Exercise goal: Please gather every row below that contains the word "List" and copy each one out in full.
* Begin Given information *
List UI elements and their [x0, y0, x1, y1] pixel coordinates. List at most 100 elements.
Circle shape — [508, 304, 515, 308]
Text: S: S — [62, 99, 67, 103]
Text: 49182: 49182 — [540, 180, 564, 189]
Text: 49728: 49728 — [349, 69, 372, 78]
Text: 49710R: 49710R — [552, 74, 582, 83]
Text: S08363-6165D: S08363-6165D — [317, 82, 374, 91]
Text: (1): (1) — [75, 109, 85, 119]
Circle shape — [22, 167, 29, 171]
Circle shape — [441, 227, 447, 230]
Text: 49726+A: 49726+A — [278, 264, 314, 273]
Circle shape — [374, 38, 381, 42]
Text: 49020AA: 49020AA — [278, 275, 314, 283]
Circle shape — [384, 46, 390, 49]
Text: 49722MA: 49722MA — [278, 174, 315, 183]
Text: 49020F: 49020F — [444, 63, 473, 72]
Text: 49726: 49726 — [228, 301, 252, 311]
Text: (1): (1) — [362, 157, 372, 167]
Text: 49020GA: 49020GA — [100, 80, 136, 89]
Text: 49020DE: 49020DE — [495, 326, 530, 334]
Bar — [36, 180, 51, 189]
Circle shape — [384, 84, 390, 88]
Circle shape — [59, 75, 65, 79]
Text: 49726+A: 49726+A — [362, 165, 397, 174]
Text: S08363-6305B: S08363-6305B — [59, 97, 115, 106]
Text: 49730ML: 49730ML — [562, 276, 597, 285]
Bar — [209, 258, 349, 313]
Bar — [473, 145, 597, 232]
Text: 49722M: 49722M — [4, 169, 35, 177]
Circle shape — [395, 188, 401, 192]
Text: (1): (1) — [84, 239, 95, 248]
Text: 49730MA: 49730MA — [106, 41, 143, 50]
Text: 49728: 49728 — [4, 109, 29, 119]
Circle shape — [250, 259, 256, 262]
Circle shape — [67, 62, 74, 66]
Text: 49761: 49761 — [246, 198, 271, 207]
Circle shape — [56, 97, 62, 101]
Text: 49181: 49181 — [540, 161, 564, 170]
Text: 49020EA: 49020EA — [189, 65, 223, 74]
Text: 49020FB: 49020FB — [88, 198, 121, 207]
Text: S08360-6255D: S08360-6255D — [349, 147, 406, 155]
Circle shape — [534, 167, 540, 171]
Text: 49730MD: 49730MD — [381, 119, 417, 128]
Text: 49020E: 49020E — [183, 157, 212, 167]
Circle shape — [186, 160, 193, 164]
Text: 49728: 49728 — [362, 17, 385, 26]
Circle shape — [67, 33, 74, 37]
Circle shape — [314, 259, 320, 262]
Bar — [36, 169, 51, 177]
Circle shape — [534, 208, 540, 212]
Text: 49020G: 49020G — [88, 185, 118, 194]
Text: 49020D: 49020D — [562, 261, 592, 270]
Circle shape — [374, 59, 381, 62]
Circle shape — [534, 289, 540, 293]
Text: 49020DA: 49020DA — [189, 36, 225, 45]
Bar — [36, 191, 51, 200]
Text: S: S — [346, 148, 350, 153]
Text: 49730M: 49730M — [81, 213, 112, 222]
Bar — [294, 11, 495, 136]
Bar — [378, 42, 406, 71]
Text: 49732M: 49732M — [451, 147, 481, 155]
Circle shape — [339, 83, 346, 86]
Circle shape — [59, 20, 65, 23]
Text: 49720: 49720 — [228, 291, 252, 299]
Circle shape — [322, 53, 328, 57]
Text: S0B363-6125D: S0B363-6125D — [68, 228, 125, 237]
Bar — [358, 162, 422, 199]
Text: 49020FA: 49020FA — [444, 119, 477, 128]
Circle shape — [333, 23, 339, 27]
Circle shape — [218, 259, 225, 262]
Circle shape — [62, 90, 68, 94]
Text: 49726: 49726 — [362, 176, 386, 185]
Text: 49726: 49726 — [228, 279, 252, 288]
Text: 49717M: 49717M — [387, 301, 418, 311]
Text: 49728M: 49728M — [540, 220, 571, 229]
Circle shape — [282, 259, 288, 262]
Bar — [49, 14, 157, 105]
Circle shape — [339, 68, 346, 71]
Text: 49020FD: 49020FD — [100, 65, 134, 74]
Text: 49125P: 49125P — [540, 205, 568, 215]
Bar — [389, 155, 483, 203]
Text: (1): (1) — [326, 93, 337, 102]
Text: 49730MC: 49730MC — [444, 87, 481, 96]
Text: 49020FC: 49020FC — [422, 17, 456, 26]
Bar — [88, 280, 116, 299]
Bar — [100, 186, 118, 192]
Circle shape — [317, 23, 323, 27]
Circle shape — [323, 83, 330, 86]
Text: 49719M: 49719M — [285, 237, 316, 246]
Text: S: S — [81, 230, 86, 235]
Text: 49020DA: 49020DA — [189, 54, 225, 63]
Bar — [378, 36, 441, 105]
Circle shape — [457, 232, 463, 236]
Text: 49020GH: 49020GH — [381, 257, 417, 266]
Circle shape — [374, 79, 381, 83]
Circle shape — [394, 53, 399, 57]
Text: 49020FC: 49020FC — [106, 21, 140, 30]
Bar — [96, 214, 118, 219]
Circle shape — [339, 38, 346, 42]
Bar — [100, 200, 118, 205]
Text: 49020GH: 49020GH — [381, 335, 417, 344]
* End Given information *
Full answer:
List UI elements and their [x0, y0, x1, y1] pixel coordinates. List at most 100 elements.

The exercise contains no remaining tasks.